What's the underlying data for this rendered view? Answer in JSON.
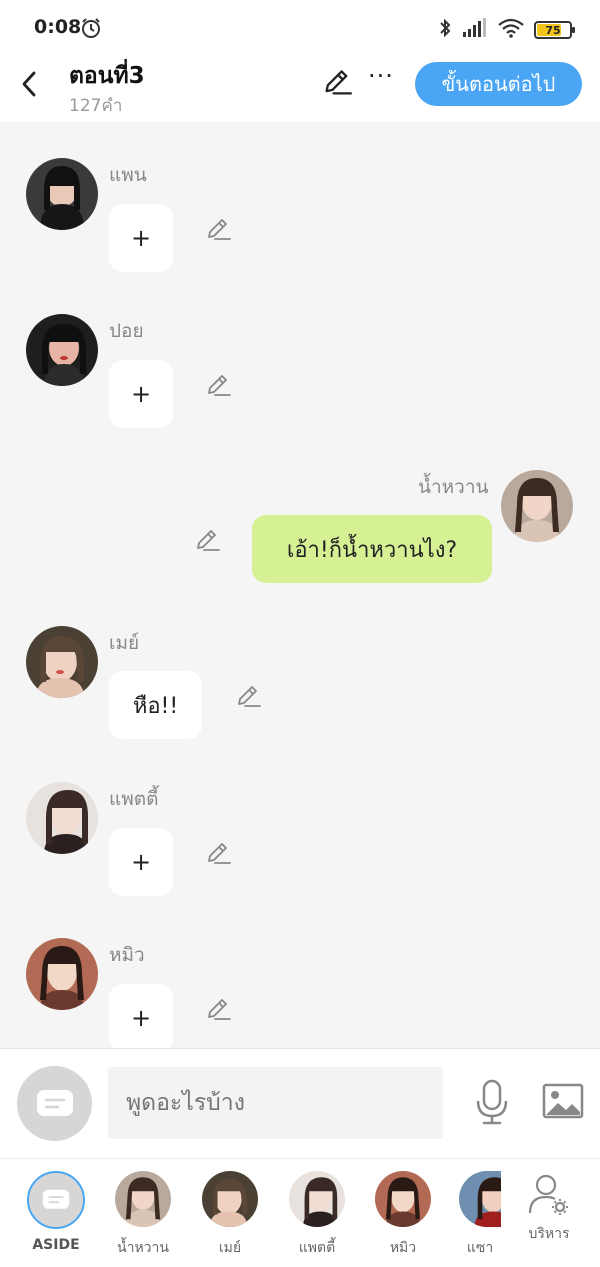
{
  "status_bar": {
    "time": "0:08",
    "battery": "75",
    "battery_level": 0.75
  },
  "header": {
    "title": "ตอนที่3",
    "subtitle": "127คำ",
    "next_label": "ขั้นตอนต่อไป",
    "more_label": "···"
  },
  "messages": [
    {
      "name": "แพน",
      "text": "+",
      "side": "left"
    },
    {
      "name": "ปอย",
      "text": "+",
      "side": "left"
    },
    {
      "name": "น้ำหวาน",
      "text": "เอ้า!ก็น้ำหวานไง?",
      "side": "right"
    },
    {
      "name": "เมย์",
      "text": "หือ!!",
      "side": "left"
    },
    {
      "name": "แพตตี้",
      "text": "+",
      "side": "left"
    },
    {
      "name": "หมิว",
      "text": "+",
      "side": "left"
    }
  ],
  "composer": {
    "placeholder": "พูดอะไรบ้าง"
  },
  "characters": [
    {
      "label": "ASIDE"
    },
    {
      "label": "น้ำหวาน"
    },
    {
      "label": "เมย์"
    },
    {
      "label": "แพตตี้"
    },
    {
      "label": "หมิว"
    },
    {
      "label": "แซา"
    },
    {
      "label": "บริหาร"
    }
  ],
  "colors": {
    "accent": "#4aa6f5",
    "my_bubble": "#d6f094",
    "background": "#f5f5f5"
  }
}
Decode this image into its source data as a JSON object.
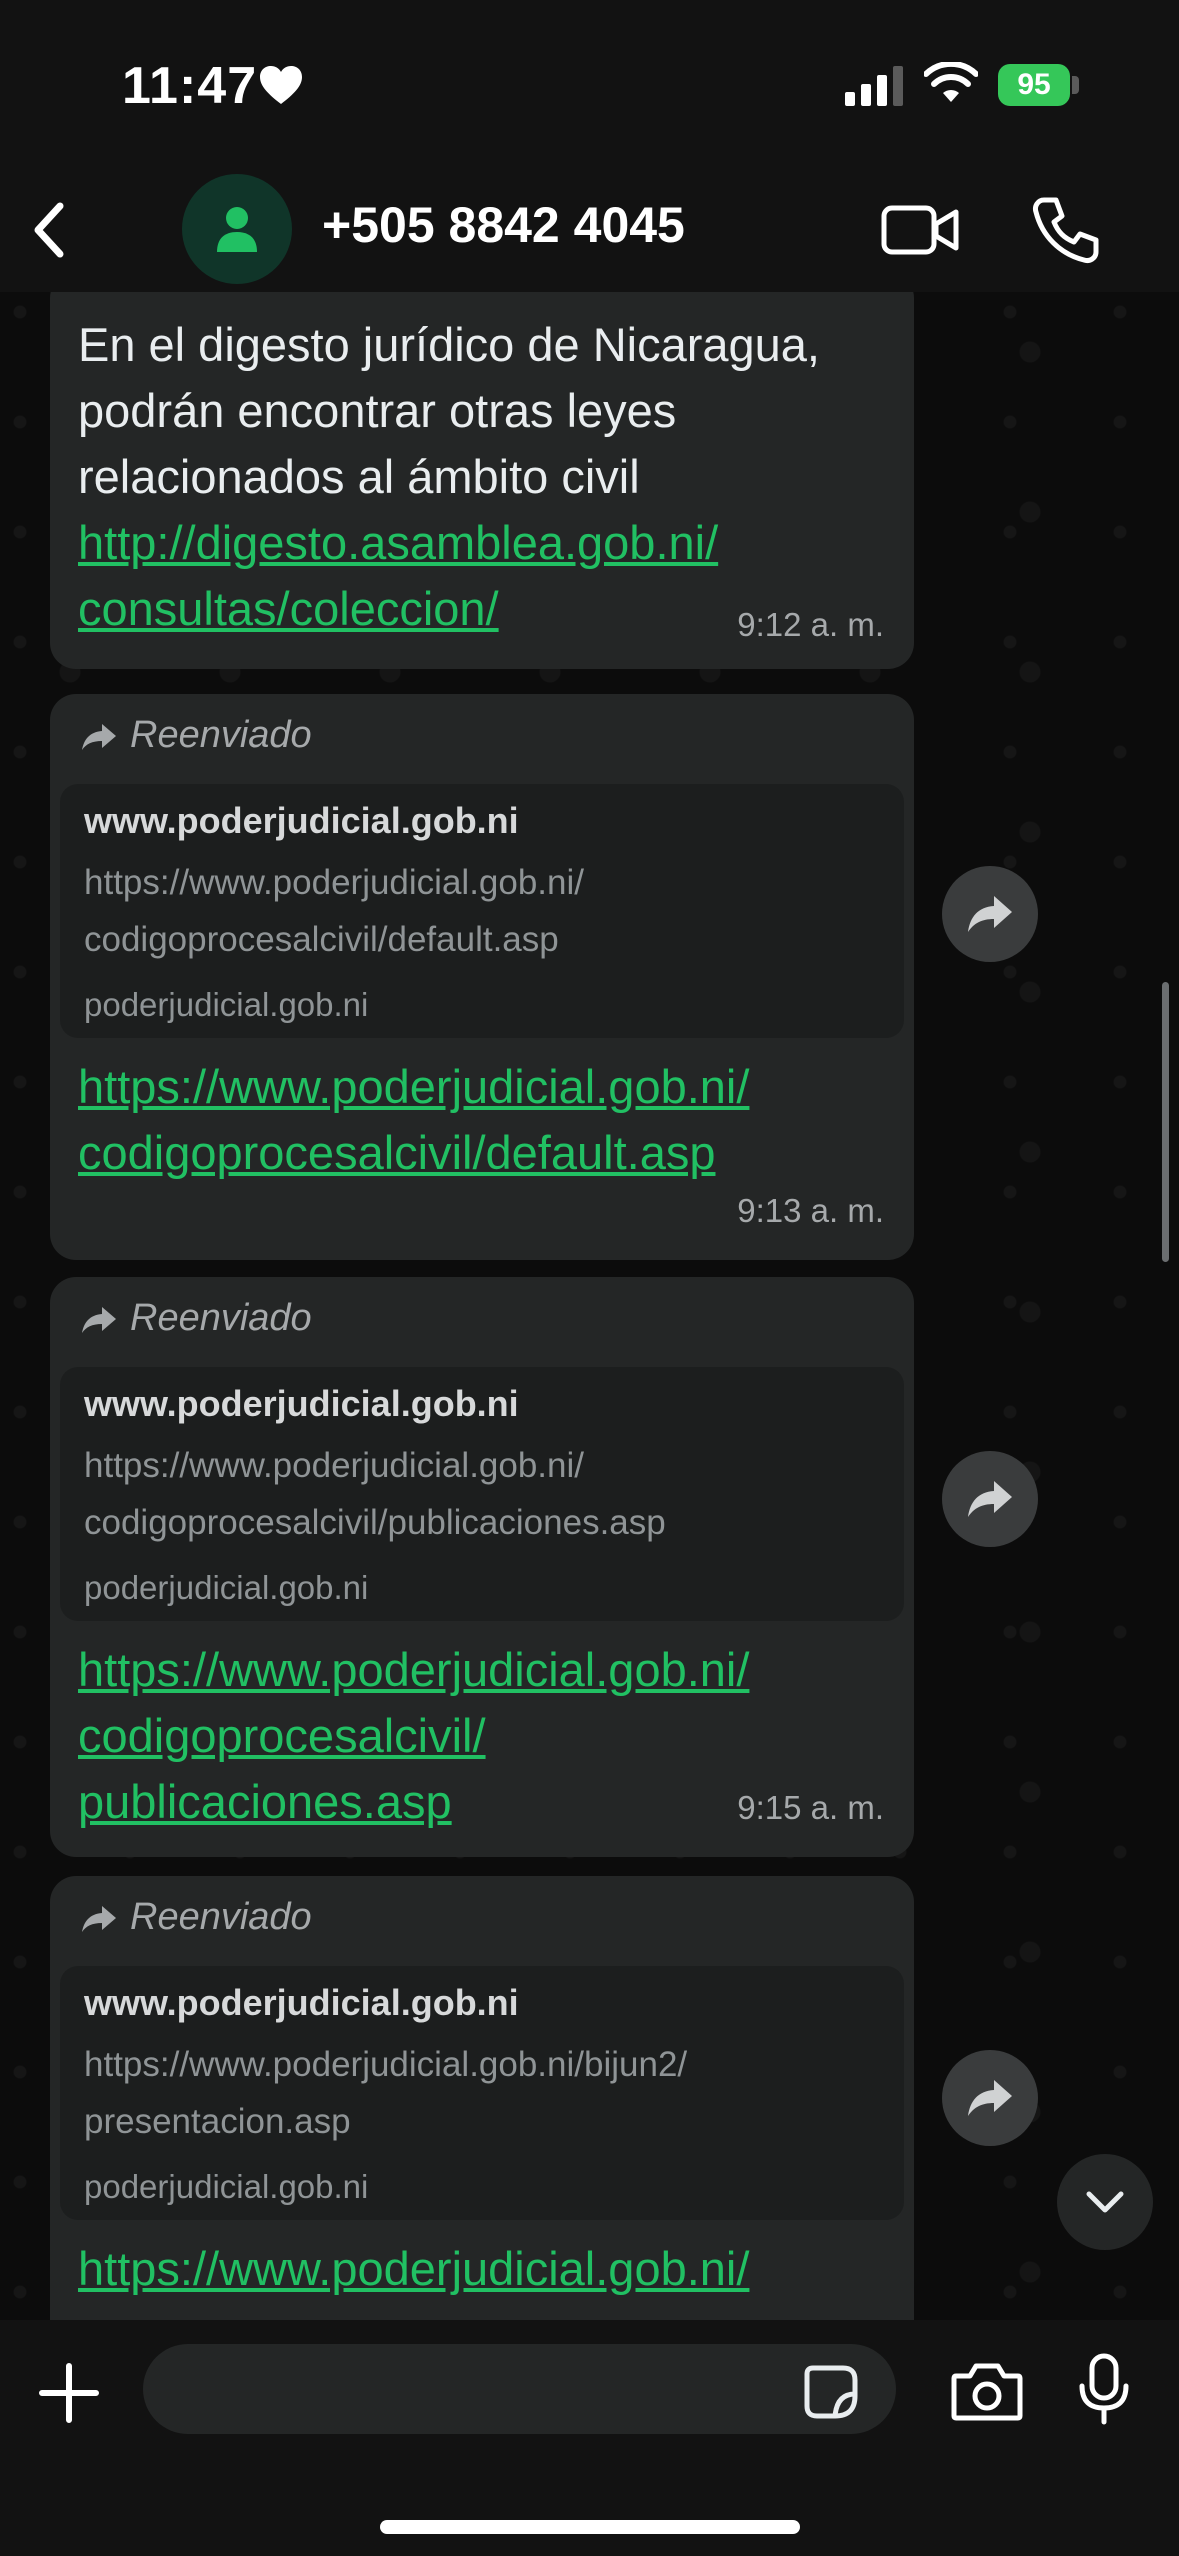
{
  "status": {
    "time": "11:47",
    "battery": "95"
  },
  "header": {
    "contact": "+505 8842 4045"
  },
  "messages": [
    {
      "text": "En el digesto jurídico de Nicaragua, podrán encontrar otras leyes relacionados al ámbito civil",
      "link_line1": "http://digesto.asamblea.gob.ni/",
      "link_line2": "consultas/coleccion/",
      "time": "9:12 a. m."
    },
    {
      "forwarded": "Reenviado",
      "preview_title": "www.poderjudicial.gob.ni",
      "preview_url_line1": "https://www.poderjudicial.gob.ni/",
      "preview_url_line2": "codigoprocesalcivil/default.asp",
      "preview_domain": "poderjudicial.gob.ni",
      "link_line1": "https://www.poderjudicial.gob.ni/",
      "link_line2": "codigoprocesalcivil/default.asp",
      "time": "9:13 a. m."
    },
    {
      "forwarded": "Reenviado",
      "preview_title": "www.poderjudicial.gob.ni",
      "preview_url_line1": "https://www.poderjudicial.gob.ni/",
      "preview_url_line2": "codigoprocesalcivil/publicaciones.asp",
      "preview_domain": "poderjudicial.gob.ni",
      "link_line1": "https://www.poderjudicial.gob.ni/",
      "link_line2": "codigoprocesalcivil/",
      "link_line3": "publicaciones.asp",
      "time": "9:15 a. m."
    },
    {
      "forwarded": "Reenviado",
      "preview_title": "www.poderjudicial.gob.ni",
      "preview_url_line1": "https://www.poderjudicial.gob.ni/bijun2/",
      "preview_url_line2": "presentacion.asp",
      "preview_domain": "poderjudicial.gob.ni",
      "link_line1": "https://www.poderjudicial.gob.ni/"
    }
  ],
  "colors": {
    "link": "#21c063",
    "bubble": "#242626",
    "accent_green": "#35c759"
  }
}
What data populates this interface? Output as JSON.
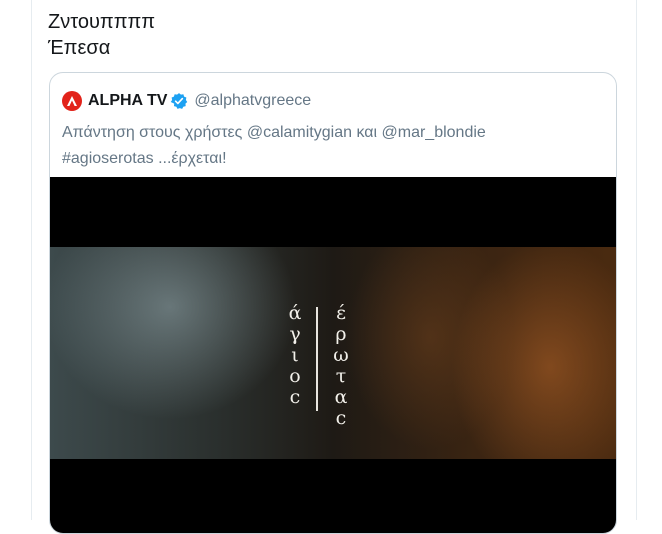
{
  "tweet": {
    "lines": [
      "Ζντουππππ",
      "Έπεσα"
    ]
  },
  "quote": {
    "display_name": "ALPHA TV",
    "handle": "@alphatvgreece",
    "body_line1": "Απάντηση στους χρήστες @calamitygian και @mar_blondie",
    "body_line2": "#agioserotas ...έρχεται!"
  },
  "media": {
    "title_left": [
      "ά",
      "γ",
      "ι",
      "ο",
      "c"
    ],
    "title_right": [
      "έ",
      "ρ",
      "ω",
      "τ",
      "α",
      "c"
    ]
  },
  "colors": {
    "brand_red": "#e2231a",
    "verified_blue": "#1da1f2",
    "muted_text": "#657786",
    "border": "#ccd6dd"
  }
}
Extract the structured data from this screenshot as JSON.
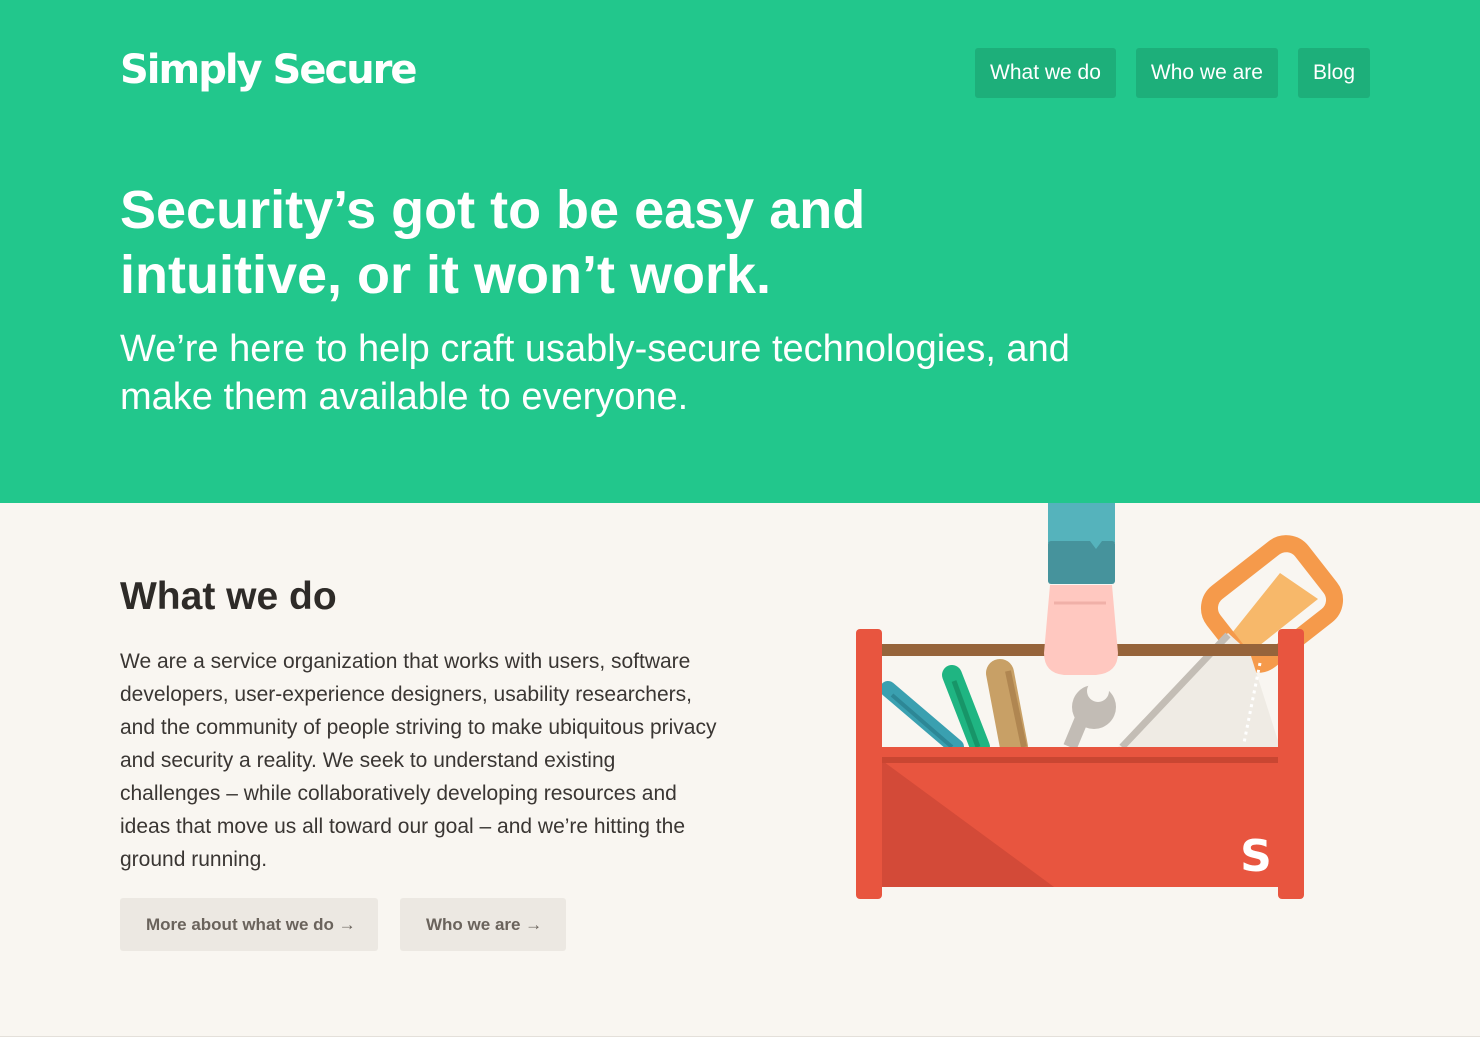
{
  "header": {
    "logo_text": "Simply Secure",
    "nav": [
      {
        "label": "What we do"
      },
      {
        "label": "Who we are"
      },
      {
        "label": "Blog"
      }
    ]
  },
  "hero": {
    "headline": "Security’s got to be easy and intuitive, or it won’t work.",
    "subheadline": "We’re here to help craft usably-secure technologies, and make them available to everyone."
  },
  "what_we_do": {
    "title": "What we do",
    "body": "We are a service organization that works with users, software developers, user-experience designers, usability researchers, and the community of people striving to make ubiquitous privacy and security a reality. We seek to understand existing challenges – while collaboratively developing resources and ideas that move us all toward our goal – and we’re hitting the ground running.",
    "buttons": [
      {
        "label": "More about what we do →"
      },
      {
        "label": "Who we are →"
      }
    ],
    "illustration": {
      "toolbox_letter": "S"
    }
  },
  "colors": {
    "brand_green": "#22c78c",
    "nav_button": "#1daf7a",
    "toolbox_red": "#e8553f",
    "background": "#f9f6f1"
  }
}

■ ■ ■

** Goal **
Reproduce the records verbatim, omitting all images they contain.

** Output **
What's the underlying data for this rendered view? Answer in JSON.
{
  "status_bar": {
    "time": "0:08",
    "battery": "75",
    "battery_level": 0.75
  },
  "header": {
    "title": "ตอนที่3",
    "subtitle": "127คำ",
    "next_label": "ขั้นตอนต่อไป",
    "more_label": "···"
  },
  "messages": [
    {
      "name": "แพน",
      "text": "+",
      "side": "left"
    },
    {
      "name": "ปอย",
      "text": "+",
      "side": "left"
    },
    {
      "name": "น้ำหวาน",
      "text": "เอ้า!ก็น้ำหวานไง?",
      "side": "right"
    },
    {
      "name": "เมย์",
      "text": "หือ!!",
      "side": "left"
    },
    {
      "name": "แพตตี้",
      "text": "+",
      "side": "left"
    },
    {
      "name": "หมิว",
      "text": "+",
      "side": "left"
    }
  ],
  "composer": {
    "placeholder": "พูดอะไรบ้าง"
  },
  "characters": [
    {
      "label": "ASIDE"
    },
    {
      "label": "น้ำหวาน"
    },
    {
      "label": "เมย์"
    },
    {
      "label": "แพตตี้"
    },
    {
      "label": "หมิว"
    },
    {
      "label": "แซา"
    },
    {
      "label": "บริหาร"
    }
  ],
  "colors": {
    "accent": "#4aa6f5",
    "my_bubble": "#d6f094",
    "background": "#f5f5f5"
  }
}
Decode this image into its source data as a JSON object.
{
  "status": {
    "time": "11:47",
    "battery": "95"
  },
  "header": {
    "contact": "+505 8842 4045"
  },
  "messages": [
    {
      "text": "En el digesto jurídico de Nicaragua, podrán encontrar otras leyes relacionados al ámbito civil",
      "link_line1": "http://digesto.asamblea.gob.ni/",
      "link_line2": "consultas/coleccion/",
      "time": "9:12 a. m."
    },
    {
      "forwarded": "Reenviado",
      "preview_title": "www.poderjudicial.gob.ni",
      "preview_url_line1": "https://www.poderjudicial.gob.ni/",
      "preview_url_line2": "codigoprocesalcivil/default.asp",
      "preview_domain": "poderjudicial.gob.ni",
      "link_line1": "https://www.poderjudicial.gob.ni/",
      "link_line2": "codigoprocesalcivil/default.asp",
      "time": "9:13 a. m."
    },
    {
      "forwarded": "Reenviado",
      "preview_title": "www.poderjudicial.gob.ni",
      "preview_url_line1": "https://www.poderjudicial.gob.ni/",
      "preview_url_line2": "codigoprocesalcivil/publicaciones.asp",
      "preview_domain": "poderjudicial.gob.ni",
      "link_line1": "https://www.poderjudicial.gob.ni/",
      "link_line2": "codigoprocesalcivil/",
      "link_line3": "publicaciones.asp",
      "time": "9:15 a. m."
    },
    {
      "forwarded": "Reenviado",
      "preview_title": "www.poderjudicial.gob.ni",
      "preview_url_line1": "https://www.poderjudicial.gob.ni/bijun2/",
      "preview_url_line2": "presentacion.asp",
      "preview_domain": "poderjudicial.gob.ni",
      "link_line1": "https://www.poderjudicial.gob.ni/"
    }
  ],
  "colors": {
    "link": "#21c063",
    "bubble": "#242626",
    "accent_green": "#35c759"
  }
}
What data populates this interface? Output as JSON.
{
  "tweet": {
    "lines": [
      "Ζντουππππ",
      "Έπεσα"
    ]
  },
  "quote": {
    "display_name": "ALPHA TV",
    "handle": "@alphatvgreece",
    "body_line1": "Απάντηση στους χρήστες @calamitygian και @mar_blondie",
    "body_line2": "#agioserotas ...έρχεται!"
  },
  "media": {
    "title_left": [
      "ά",
      "γ",
      "ι",
      "ο",
      "c"
    ],
    "title_right": [
      "έ",
      "ρ",
      "ω",
      "τ",
      "α",
      "c"
    ]
  },
  "colors": {
    "brand_red": "#e2231a",
    "verified_blue": "#1da1f2",
    "muted_text": "#657786",
    "border": "#ccd6dd"
  }
}
Extract the structured data from this screenshot as JSON.
{
  "header": {
    "logo_text": "Simply Secure",
    "nav": [
      {
        "label": "What we do"
      },
      {
        "label": "Who we are"
      },
      {
        "label": "Blog"
      }
    ]
  },
  "hero": {
    "headline": "Security’s got to be easy and intuitive, or it won’t work.",
    "subheadline": "We’re here to help craft usably-secure technologies, and make them available to everyone."
  },
  "what_we_do": {
    "title": "What we do",
    "body": "We are a service organization that works with users, software developers, user-experience designers, usability researchers, and the community of people striving to make ubiquitous privacy and security a reality. We seek to understand existing challenges – while collaboratively developing resources and ideas that move us all toward our goal – and we’re hitting the ground running.",
    "buttons": [
      {
        "label": "More about what we do →"
      },
      {
        "label": "Who we are →"
      }
    ],
    "illustration": {
      "toolbox_letter": "S"
    }
  },
  "colors": {
    "brand_green": "#22c78c",
    "nav_button": "#1daf7a",
    "toolbox_red": "#e8553f",
    "background": "#f9f6f1"
  }
}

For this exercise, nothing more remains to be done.